EXERCISE REQUIREMENTS -> Wherever the word "thin" turns up in a line of the entries, copy that line.

------------------------------

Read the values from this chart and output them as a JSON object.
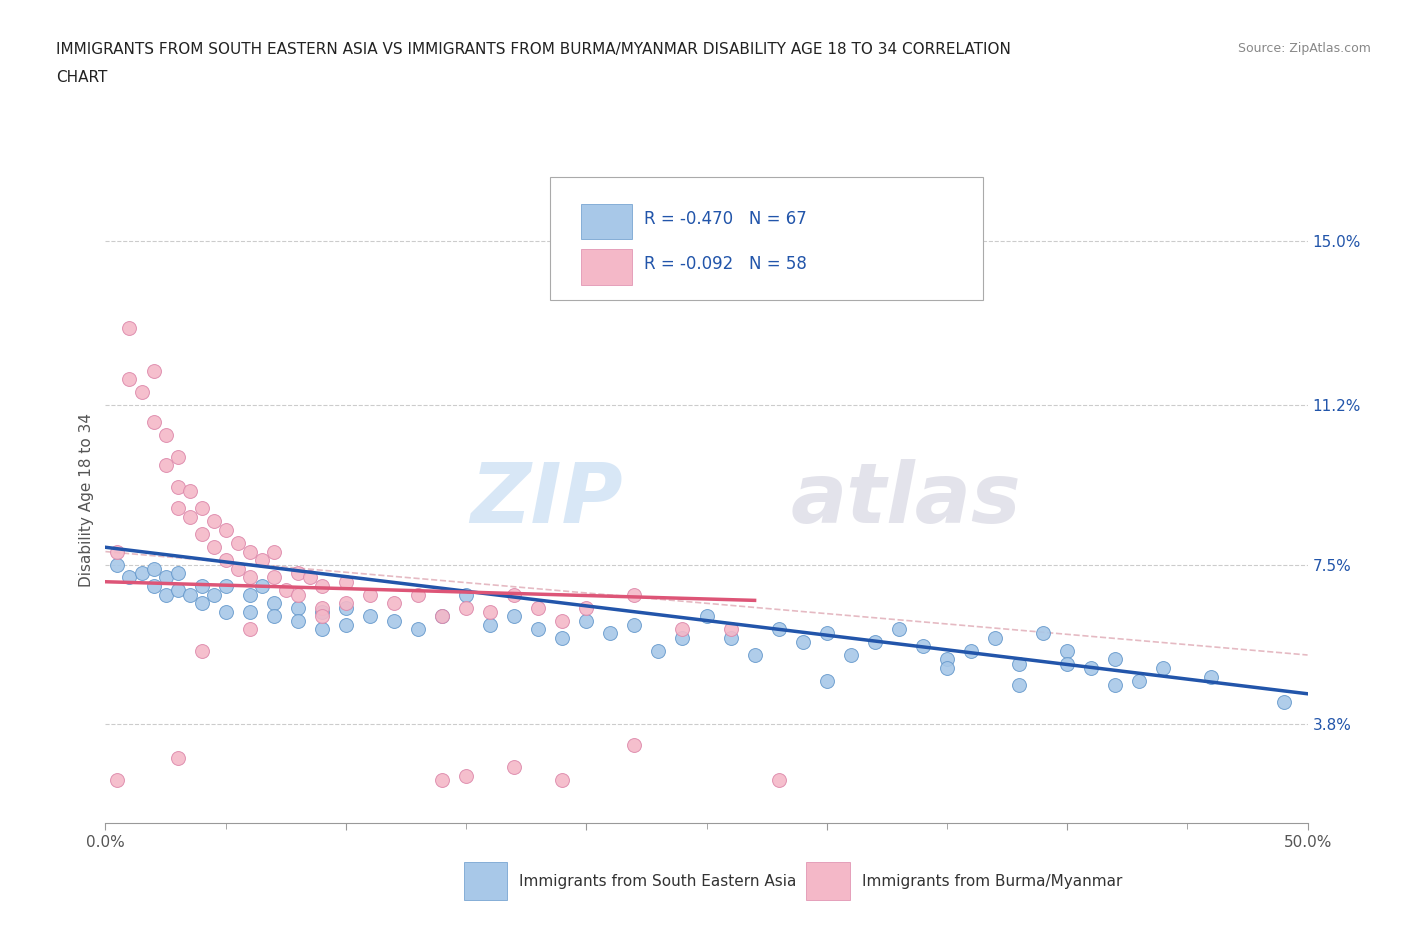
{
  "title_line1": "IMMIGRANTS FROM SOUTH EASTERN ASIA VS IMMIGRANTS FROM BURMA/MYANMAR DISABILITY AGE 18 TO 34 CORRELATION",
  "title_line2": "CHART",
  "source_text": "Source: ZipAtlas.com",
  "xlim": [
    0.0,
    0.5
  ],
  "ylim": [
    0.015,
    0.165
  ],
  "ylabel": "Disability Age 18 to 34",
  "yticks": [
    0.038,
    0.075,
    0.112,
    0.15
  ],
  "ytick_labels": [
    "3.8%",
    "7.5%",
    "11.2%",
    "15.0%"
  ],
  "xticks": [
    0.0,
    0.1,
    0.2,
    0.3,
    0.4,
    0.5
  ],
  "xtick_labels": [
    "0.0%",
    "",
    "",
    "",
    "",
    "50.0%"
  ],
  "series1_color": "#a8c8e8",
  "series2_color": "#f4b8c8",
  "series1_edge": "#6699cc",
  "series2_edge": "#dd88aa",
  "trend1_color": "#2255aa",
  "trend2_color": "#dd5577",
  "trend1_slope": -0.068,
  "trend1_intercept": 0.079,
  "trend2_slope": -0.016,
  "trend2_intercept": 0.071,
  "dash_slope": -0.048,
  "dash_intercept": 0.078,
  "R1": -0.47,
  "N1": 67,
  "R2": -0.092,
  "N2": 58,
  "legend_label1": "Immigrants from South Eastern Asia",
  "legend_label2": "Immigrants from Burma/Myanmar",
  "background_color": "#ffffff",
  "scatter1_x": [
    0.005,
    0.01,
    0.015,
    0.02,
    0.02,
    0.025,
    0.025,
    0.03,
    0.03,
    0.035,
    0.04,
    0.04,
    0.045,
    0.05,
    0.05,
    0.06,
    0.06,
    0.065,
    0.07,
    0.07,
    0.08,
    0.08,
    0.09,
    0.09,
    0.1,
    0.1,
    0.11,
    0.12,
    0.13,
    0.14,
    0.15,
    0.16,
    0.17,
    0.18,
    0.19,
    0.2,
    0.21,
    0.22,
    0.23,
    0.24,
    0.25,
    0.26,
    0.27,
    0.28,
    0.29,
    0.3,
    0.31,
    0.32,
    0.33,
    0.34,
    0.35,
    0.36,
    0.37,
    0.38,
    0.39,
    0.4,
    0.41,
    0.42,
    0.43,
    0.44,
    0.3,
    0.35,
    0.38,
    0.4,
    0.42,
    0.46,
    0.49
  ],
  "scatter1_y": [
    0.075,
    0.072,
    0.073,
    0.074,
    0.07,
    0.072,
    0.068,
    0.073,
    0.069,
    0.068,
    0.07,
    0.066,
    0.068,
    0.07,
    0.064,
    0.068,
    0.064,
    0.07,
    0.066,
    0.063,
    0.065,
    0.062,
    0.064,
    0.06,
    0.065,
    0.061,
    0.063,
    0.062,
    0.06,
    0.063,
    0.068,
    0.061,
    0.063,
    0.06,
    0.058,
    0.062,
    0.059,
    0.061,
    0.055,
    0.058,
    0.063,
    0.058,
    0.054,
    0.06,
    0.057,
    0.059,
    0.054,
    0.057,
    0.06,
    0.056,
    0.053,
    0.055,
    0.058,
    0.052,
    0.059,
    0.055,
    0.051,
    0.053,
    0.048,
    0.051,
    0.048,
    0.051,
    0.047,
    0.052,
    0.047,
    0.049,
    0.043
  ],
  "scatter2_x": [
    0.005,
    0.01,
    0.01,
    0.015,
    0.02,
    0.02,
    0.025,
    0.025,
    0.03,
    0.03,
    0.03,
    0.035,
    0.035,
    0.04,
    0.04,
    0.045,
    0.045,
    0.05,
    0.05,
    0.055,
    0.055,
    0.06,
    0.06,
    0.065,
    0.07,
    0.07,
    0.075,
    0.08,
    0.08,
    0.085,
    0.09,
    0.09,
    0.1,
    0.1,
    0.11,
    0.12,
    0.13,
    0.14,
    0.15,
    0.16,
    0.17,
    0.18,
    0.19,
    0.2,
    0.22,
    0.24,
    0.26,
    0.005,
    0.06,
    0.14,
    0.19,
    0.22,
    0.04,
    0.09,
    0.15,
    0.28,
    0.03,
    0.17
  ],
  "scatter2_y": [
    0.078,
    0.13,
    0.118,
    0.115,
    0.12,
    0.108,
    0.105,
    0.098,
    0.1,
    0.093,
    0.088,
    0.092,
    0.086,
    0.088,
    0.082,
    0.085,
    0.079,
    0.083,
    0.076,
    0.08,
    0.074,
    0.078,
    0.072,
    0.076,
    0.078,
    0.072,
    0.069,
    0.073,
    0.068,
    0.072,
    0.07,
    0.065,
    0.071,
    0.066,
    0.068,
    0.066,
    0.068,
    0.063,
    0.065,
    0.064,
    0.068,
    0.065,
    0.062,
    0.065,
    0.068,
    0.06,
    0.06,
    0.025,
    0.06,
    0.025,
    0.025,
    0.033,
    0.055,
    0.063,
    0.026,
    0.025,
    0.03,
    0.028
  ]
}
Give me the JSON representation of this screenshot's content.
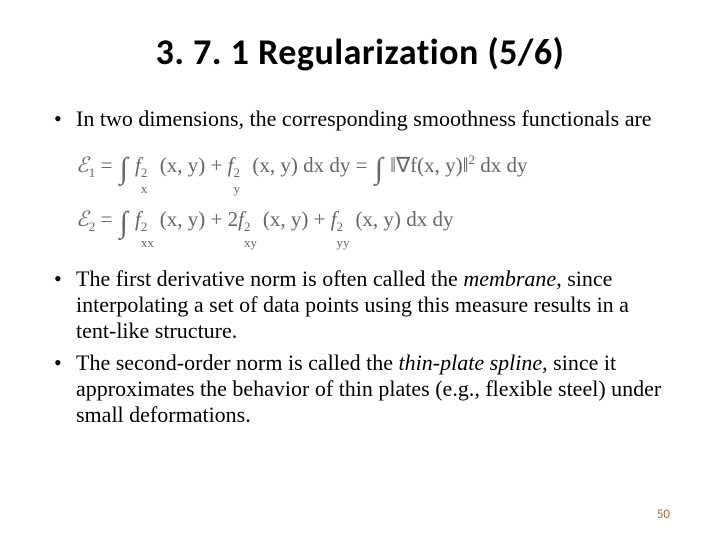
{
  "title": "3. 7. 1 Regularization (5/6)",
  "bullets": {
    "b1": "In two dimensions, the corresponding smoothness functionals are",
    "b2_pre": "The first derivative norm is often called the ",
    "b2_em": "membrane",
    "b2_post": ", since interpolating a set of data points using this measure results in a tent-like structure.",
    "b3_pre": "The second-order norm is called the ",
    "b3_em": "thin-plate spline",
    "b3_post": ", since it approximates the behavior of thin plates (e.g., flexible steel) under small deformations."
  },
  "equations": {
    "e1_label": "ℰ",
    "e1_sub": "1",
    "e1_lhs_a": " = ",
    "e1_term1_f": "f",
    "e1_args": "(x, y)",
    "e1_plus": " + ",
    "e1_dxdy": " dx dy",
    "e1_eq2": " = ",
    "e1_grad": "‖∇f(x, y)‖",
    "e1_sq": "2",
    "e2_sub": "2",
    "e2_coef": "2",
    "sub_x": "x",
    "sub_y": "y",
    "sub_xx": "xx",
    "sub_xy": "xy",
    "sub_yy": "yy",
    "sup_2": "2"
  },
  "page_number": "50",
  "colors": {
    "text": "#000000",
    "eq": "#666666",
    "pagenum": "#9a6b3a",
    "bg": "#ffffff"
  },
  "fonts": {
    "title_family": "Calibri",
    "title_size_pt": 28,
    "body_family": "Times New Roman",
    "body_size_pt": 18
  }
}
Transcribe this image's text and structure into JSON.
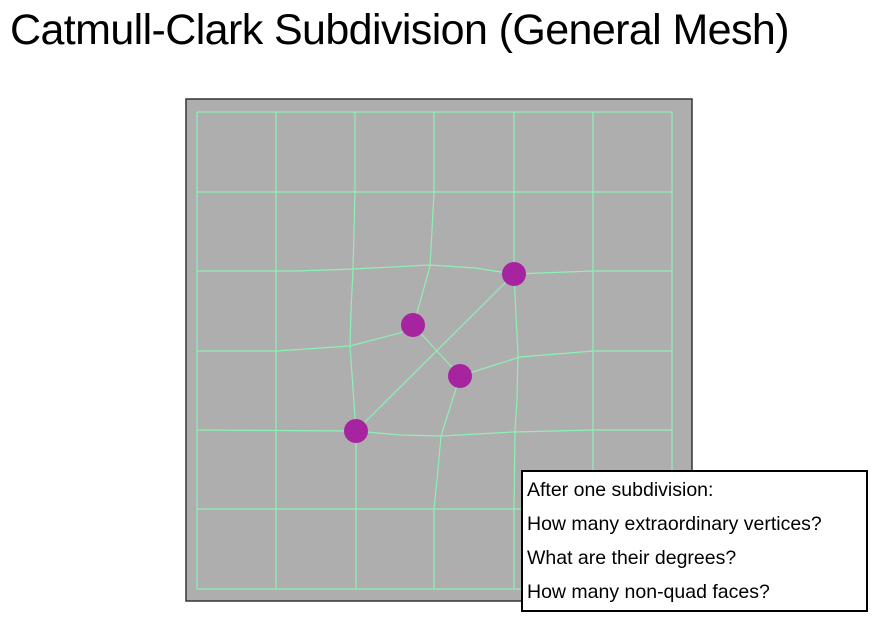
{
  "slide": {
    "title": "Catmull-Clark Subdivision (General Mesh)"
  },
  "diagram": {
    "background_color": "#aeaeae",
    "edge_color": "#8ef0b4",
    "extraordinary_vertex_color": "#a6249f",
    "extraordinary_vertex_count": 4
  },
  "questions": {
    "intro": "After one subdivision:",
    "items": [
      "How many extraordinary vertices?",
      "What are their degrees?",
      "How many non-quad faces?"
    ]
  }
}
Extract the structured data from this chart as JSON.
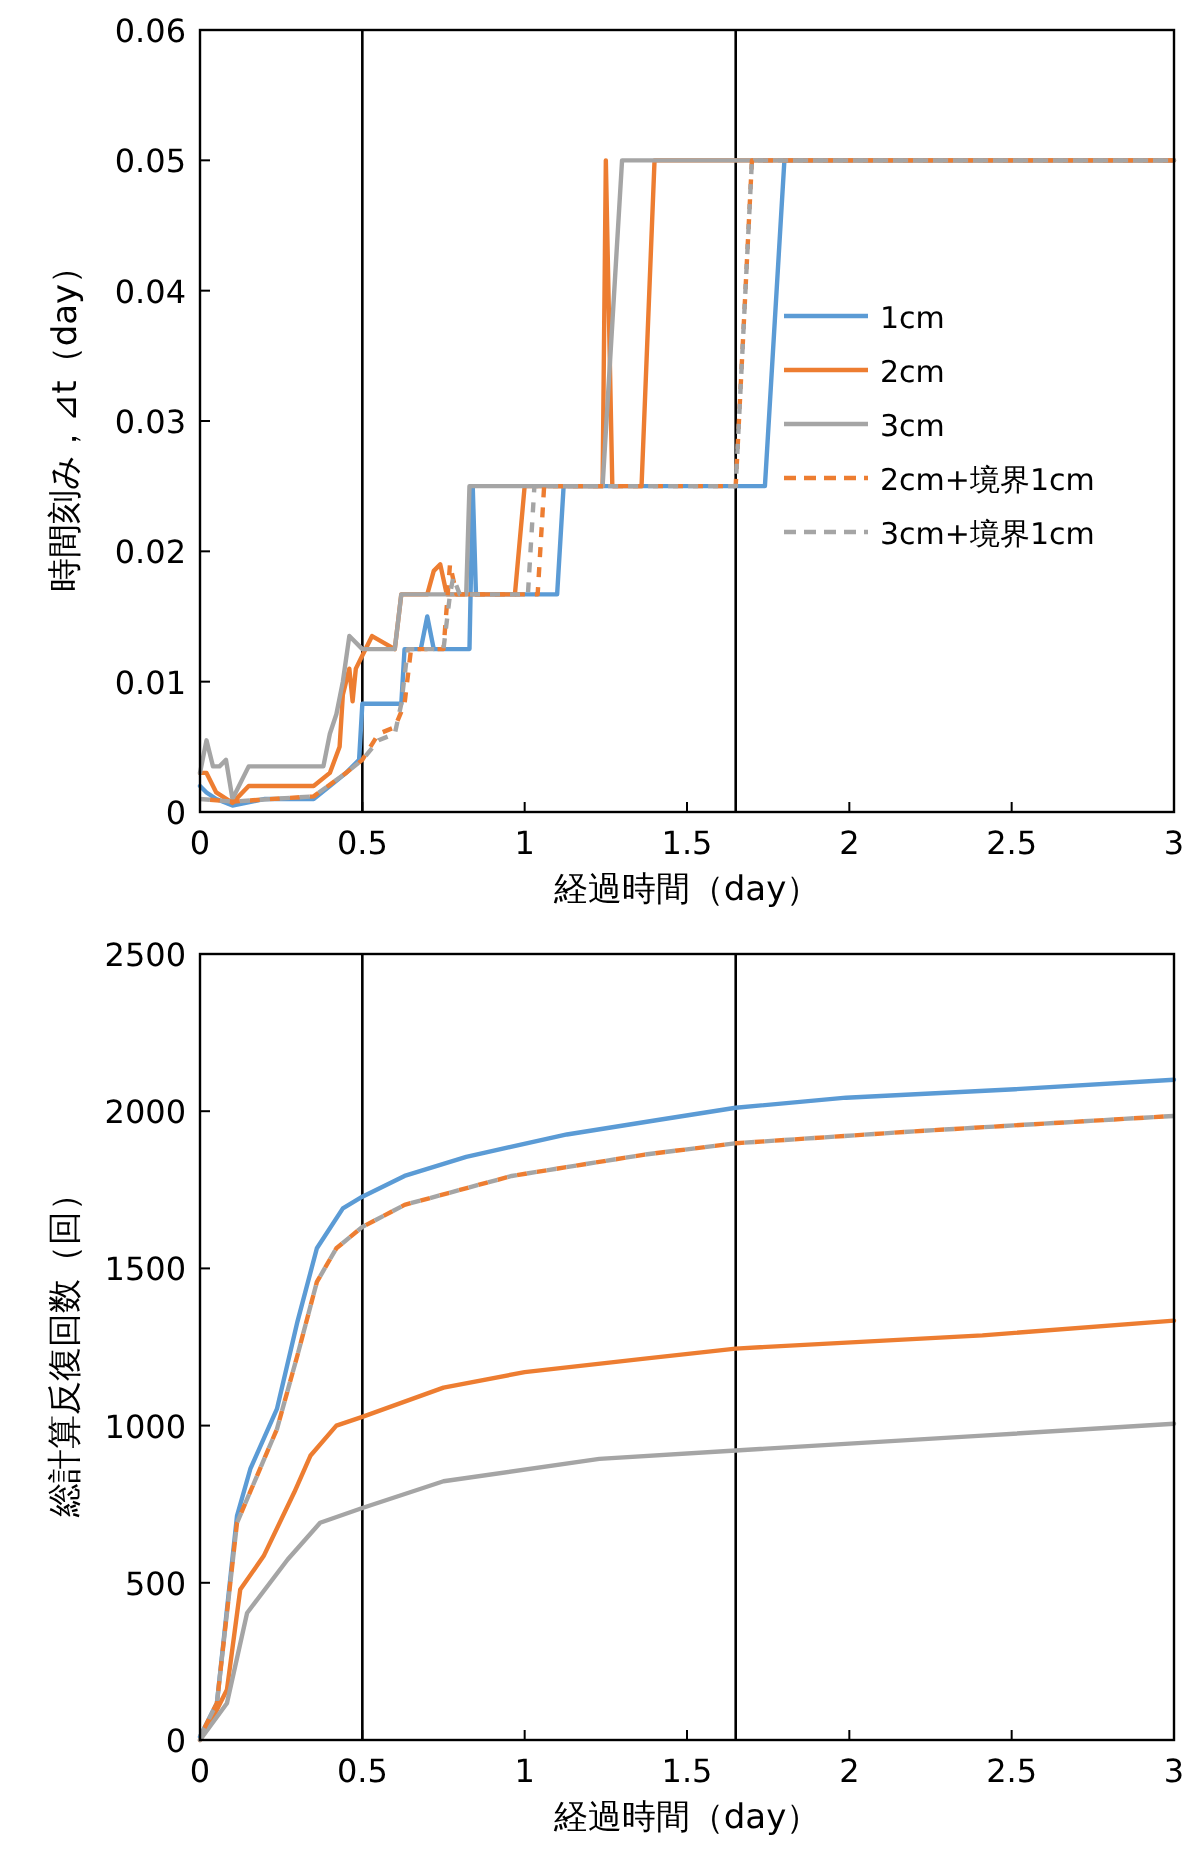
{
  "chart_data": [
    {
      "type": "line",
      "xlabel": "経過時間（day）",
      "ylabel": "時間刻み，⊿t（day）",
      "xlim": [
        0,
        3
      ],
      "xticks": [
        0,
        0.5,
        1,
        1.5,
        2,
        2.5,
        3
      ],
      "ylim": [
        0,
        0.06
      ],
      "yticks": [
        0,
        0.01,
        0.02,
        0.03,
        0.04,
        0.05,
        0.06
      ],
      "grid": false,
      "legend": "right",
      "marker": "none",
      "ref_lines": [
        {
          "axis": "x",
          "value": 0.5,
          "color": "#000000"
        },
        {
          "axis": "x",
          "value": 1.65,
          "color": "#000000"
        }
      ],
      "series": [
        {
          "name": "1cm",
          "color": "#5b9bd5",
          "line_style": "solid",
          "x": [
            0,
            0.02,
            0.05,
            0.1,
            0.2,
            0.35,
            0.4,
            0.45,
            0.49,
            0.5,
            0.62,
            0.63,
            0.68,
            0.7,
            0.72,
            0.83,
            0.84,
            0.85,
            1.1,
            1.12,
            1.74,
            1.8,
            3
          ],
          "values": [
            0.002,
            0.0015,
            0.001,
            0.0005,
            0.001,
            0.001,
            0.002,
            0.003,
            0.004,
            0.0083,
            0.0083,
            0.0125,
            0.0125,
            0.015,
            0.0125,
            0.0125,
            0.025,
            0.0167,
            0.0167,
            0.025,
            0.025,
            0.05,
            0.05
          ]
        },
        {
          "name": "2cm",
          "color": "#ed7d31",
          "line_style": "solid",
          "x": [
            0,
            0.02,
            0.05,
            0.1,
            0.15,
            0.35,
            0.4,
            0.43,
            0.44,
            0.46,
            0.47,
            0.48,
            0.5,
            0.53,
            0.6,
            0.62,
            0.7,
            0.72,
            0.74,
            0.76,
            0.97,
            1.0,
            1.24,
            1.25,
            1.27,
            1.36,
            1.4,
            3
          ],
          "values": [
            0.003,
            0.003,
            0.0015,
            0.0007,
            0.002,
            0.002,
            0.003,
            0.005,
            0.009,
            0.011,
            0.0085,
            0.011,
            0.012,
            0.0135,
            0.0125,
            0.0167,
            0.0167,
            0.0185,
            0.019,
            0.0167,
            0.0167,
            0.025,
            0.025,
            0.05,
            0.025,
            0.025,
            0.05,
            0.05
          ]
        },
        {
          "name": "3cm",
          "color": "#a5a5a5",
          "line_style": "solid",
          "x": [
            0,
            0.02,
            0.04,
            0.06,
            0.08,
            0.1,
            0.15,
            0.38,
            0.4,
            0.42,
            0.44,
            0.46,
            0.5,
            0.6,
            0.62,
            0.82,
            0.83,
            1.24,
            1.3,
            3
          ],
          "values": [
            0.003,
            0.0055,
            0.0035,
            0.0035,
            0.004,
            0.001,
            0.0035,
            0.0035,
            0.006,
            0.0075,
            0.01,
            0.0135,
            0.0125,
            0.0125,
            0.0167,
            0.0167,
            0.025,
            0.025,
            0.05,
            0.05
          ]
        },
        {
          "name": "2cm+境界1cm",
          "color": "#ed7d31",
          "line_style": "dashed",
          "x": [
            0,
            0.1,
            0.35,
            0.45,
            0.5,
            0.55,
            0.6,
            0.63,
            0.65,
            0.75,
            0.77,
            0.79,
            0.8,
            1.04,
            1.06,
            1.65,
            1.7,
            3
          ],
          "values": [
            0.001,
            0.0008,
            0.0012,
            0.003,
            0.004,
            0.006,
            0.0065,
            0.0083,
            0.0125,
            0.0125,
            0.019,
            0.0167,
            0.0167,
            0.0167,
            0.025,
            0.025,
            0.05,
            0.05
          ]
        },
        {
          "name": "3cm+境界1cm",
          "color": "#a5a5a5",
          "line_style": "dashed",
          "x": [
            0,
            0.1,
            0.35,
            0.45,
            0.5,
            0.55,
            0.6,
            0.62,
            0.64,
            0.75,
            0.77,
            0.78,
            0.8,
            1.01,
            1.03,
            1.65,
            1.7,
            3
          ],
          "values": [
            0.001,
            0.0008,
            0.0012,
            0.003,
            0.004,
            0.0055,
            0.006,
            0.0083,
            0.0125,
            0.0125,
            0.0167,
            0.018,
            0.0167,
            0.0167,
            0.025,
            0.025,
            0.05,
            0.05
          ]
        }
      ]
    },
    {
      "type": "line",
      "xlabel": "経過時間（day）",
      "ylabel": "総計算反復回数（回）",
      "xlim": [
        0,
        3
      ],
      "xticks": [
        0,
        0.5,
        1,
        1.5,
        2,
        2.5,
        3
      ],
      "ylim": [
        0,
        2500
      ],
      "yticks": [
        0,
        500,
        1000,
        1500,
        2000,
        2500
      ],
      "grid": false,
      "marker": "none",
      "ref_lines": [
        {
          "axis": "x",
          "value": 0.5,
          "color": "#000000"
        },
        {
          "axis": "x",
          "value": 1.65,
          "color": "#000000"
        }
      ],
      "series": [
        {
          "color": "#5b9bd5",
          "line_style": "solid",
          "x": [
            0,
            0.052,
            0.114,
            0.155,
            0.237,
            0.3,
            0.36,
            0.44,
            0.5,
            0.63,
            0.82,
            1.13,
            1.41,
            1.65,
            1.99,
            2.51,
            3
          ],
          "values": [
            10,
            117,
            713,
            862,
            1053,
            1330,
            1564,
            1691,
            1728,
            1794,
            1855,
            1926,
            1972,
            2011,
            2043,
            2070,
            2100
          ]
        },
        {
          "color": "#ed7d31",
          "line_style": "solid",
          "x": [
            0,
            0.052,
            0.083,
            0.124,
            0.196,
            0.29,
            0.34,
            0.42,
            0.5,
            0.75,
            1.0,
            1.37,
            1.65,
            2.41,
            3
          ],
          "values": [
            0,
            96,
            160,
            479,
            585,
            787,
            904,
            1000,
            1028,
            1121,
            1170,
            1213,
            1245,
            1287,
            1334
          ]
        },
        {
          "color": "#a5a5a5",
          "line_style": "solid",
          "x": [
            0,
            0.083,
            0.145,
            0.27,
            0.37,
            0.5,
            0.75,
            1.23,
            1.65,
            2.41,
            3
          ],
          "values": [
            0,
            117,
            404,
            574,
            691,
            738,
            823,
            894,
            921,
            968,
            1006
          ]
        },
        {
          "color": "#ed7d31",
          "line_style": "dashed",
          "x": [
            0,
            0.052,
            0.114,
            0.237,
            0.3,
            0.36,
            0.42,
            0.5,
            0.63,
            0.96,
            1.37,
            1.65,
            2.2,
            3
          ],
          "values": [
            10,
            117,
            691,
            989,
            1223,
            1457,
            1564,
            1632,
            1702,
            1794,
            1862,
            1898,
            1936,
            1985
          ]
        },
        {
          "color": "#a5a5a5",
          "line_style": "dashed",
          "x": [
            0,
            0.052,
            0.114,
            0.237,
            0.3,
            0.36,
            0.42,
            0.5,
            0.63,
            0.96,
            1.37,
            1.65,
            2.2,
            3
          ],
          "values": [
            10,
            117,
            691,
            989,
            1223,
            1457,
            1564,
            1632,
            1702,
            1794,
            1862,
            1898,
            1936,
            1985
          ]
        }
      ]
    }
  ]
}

------------------------------

OUTPUT OF THE TASK ->
    "b3_em": "thin-plate spline",
    "b3_post": ", since it approximates the behavior of thin plates (e.g., flexible steel) under small deformations."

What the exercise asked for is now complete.